Start of Record extracts
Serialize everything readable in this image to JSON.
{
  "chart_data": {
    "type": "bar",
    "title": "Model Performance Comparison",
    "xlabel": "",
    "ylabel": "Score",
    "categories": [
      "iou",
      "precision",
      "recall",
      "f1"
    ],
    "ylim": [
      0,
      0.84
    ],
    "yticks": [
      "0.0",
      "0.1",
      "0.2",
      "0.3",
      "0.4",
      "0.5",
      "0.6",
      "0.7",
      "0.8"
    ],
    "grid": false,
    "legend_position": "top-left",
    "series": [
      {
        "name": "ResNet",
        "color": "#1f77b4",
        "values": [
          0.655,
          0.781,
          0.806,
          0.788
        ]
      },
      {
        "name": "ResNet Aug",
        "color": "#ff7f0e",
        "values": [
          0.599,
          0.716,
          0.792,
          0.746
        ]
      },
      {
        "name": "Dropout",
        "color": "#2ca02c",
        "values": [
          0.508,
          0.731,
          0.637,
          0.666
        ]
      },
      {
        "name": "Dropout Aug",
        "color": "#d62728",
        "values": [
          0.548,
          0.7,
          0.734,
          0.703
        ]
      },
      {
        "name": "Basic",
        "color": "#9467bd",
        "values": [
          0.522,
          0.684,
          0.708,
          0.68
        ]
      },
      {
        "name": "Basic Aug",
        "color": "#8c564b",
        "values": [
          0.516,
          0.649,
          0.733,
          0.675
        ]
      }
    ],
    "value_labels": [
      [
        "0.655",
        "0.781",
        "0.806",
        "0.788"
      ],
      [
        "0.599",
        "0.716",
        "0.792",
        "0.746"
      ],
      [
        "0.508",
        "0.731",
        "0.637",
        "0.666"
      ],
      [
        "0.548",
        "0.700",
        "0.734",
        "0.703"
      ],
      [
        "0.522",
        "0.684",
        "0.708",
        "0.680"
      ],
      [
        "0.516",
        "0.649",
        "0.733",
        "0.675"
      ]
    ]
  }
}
End of Record extracts
Output the records exactly, including every line.

Serialize everything readable in this image to JSON.
{
  "chart_data": {
    "type": "bar",
    "title": "Model Performance Comparison",
    "xlabel": "",
    "ylabel": "Score",
    "categories": [
      "iou",
      "precision",
      "recall",
      "f1"
    ],
    "ylim": [
      0,
      0.84
    ],
    "yticks": [
      "0.0",
      "0.1",
      "0.2",
      "0.3",
      "0.4",
      "0.5",
      "0.6",
      "0.7",
      "0.8"
    ],
    "grid": false,
    "legend_position": "top-left",
    "series": [
      {
        "name": "ResNet",
        "color": "#1f77b4",
        "values": [
          0.655,
          0.781,
          0.806,
          0.788
        ]
      },
      {
        "name": "ResNet Aug",
        "color": "#ff7f0e",
        "values": [
          0.599,
          0.716,
          0.792,
          0.746
        ]
      },
      {
        "name": "Dropout",
        "color": "#2ca02c",
        "values": [
          0.508,
          0.731,
          0.637,
          0.666
        ]
      },
      {
        "name": "Dropout Aug",
        "color": "#d62728",
        "values": [
          0.548,
          0.7,
          0.734,
          0.703
        ]
      },
      {
        "name": "Basic",
        "color": "#9467bd",
        "values": [
          0.522,
          0.684,
          0.708,
          0.68
        ]
      },
      {
        "name": "Basic Aug",
        "color": "#8c564b",
        "values": [
          0.516,
          0.649,
          0.733,
          0.675
        ]
      }
    ],
    "value_labels": [
      [
        "0.655",
        "0.781",
        "0.806",
        "0.788"
      ],
      [
        "0.599",
        "0.716",
        "0.792",
        "0.746"
      ],
      [
        "0.508",
        "0.731",
        "0.637",
        "0.666"
      ],
      [
        "0.548",
        "0.700",
        "0.734",
        "0.703"
      ],
      [
        "0.522",
        "0.684",
        "0.708",
        "0.680"
      ],
      [
        "0.516",
        "0.649",
        "0.733",
        "0.675"
      ]
    ]
  }
}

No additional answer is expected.